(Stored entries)
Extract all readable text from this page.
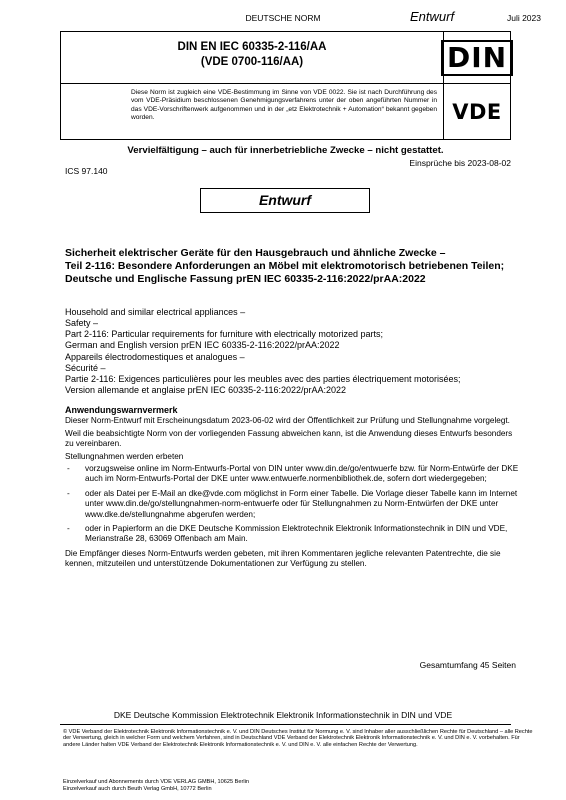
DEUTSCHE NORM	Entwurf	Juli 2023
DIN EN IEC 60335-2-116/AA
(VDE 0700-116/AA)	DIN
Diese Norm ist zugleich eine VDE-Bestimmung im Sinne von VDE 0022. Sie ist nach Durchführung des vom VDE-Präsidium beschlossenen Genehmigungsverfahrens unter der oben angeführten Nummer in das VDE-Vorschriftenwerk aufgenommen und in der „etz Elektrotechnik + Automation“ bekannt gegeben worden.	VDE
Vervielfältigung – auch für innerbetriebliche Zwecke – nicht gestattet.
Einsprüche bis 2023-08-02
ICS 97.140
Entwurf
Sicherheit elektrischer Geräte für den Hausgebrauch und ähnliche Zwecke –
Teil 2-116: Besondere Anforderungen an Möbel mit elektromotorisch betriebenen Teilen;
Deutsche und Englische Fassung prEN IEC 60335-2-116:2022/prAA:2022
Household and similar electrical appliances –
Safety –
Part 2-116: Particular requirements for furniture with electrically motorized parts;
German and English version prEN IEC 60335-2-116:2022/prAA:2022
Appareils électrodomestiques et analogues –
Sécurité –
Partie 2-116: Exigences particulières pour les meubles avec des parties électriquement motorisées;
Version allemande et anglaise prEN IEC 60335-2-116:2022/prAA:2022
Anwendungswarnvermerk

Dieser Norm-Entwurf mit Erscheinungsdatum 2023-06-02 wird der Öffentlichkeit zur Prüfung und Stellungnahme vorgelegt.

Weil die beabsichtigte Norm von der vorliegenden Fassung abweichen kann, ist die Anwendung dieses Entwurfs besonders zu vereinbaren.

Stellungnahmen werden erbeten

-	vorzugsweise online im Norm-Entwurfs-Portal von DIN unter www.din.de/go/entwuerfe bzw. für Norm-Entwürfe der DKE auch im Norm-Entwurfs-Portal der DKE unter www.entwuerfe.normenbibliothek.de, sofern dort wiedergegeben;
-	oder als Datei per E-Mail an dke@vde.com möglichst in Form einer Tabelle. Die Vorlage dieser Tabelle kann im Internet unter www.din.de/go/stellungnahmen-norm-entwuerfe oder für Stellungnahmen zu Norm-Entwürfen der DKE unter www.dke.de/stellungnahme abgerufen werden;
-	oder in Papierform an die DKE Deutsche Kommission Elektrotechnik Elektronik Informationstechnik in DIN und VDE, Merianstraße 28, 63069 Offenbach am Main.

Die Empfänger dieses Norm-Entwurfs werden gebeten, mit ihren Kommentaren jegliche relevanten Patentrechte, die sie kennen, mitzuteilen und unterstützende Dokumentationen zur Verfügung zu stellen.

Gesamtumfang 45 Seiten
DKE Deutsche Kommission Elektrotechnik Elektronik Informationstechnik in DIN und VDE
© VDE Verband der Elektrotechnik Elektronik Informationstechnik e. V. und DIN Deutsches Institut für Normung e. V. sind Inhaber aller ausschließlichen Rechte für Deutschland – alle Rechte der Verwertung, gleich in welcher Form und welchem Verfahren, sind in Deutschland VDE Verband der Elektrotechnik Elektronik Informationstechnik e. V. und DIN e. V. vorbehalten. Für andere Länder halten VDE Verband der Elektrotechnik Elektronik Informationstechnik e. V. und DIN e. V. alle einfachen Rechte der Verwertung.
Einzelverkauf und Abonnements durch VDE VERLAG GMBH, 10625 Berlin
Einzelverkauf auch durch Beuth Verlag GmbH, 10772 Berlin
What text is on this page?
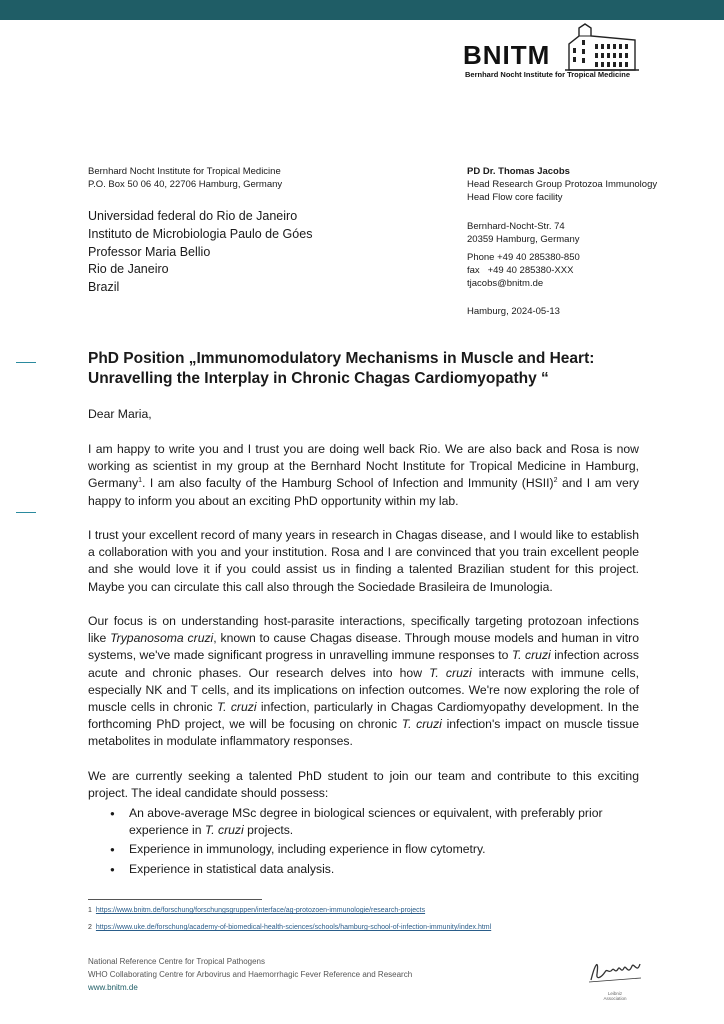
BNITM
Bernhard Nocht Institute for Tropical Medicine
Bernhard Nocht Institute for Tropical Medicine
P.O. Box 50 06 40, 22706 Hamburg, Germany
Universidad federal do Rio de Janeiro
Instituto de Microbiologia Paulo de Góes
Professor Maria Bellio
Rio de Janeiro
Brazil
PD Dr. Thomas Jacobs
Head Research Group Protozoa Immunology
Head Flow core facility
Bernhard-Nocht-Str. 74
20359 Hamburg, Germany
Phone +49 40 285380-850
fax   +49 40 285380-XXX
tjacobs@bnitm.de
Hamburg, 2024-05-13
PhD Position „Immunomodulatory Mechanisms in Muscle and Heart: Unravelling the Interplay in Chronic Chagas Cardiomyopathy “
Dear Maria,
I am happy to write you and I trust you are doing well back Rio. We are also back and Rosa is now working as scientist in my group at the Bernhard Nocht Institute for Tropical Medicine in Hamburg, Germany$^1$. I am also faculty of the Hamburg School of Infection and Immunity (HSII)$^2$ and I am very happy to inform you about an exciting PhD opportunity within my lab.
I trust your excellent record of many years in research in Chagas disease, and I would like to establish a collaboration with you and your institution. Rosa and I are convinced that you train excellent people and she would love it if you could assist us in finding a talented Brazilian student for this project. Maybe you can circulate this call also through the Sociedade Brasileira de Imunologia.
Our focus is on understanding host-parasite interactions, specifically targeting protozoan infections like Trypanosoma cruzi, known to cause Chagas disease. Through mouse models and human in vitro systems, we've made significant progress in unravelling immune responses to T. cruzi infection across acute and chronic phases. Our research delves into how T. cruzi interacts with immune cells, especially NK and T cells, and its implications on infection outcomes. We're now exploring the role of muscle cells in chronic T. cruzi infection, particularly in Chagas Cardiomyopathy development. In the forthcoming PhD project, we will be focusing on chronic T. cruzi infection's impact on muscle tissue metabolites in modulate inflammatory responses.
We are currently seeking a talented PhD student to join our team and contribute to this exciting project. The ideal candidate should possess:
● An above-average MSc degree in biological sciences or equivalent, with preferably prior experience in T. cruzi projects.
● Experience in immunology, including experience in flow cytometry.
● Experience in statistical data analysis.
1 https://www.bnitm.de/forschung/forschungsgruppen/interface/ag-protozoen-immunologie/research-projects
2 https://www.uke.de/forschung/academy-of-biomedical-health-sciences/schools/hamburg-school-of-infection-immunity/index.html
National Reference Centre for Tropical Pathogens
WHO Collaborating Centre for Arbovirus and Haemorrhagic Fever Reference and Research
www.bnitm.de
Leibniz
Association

==

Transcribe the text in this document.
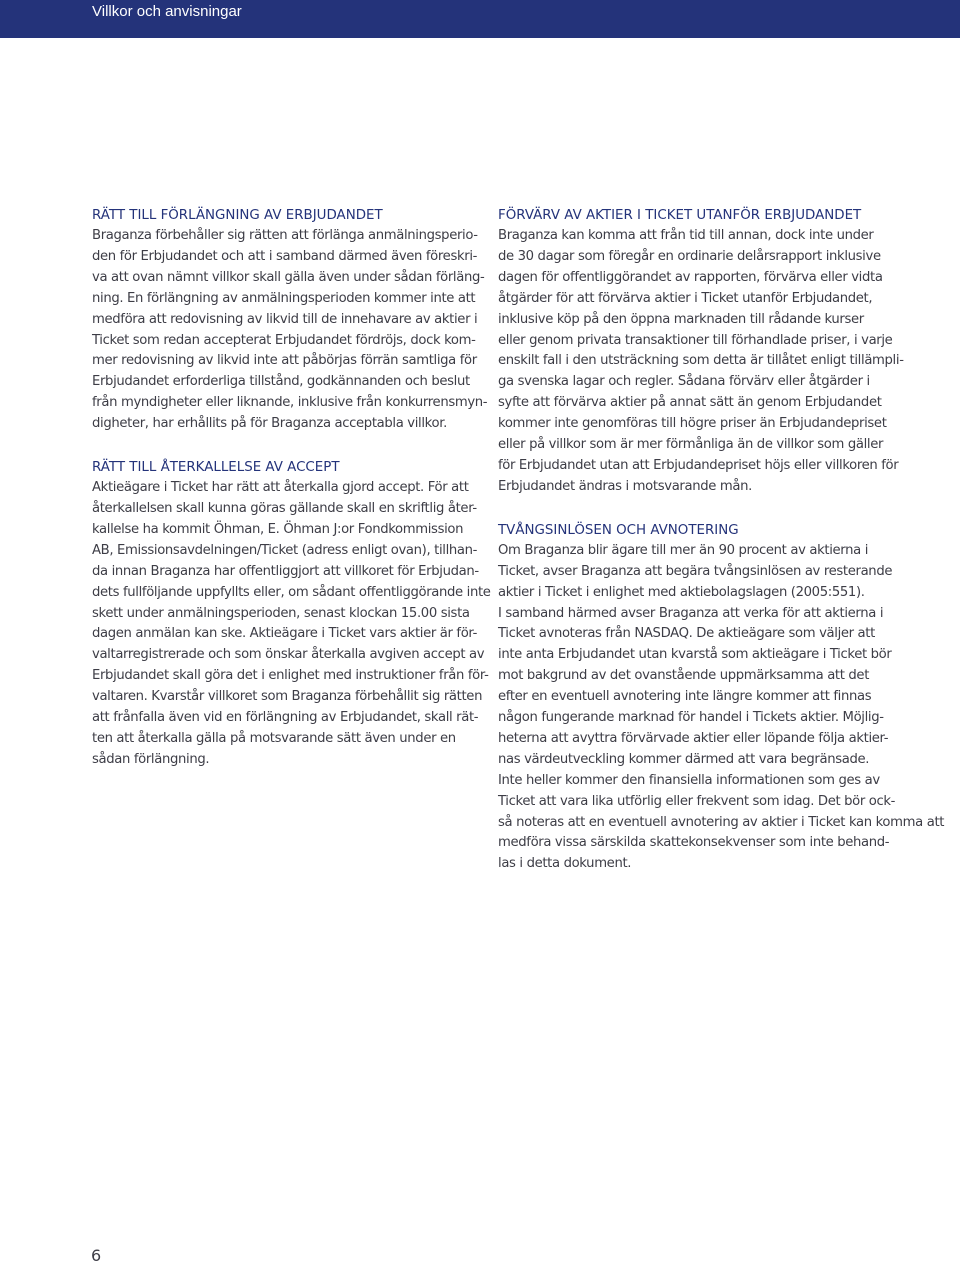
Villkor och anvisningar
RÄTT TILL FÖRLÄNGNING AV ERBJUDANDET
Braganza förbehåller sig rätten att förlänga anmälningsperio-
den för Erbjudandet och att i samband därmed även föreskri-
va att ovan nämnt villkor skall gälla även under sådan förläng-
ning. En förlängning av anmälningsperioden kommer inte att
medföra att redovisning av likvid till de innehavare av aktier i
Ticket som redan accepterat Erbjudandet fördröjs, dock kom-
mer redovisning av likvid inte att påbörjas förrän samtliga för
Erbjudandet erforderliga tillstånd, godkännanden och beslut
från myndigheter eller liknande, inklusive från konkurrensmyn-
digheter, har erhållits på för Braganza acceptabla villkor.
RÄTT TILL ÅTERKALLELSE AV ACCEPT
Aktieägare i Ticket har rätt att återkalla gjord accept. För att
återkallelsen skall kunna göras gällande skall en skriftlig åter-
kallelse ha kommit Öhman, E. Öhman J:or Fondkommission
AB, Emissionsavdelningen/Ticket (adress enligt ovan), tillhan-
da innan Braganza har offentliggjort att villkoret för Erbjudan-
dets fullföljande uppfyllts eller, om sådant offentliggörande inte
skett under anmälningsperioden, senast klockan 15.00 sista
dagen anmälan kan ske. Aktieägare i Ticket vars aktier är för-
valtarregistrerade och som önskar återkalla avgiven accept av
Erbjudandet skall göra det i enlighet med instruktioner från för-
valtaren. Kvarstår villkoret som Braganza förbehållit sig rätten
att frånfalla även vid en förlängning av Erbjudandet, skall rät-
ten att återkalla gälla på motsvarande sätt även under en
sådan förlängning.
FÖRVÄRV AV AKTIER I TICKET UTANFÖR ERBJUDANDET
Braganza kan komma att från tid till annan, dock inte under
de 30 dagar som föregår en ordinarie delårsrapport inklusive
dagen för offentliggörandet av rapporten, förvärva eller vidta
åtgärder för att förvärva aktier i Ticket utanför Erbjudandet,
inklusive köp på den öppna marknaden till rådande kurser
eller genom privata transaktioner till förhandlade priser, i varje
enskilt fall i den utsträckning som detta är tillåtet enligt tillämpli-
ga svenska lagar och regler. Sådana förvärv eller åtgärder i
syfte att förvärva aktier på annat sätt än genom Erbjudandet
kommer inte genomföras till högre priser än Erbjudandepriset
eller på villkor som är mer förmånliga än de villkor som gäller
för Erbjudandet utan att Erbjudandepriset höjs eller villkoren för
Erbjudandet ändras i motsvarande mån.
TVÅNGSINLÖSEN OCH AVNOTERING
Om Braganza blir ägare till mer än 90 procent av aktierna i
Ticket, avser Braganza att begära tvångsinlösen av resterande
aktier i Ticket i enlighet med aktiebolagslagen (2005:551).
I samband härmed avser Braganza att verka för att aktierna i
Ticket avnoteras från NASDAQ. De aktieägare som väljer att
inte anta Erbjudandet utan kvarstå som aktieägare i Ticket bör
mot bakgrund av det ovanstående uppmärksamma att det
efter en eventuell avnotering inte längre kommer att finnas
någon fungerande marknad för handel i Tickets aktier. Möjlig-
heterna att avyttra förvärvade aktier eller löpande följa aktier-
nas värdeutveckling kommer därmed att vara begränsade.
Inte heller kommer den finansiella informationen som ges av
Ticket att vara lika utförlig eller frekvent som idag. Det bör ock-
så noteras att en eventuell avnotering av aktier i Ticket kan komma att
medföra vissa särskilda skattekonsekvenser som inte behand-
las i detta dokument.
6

▶ **Exercise brief**
Copy out each line of the records where the word "page" appears.

▶ **Task answer**
Extract all readable text from this page.
What text is on this page?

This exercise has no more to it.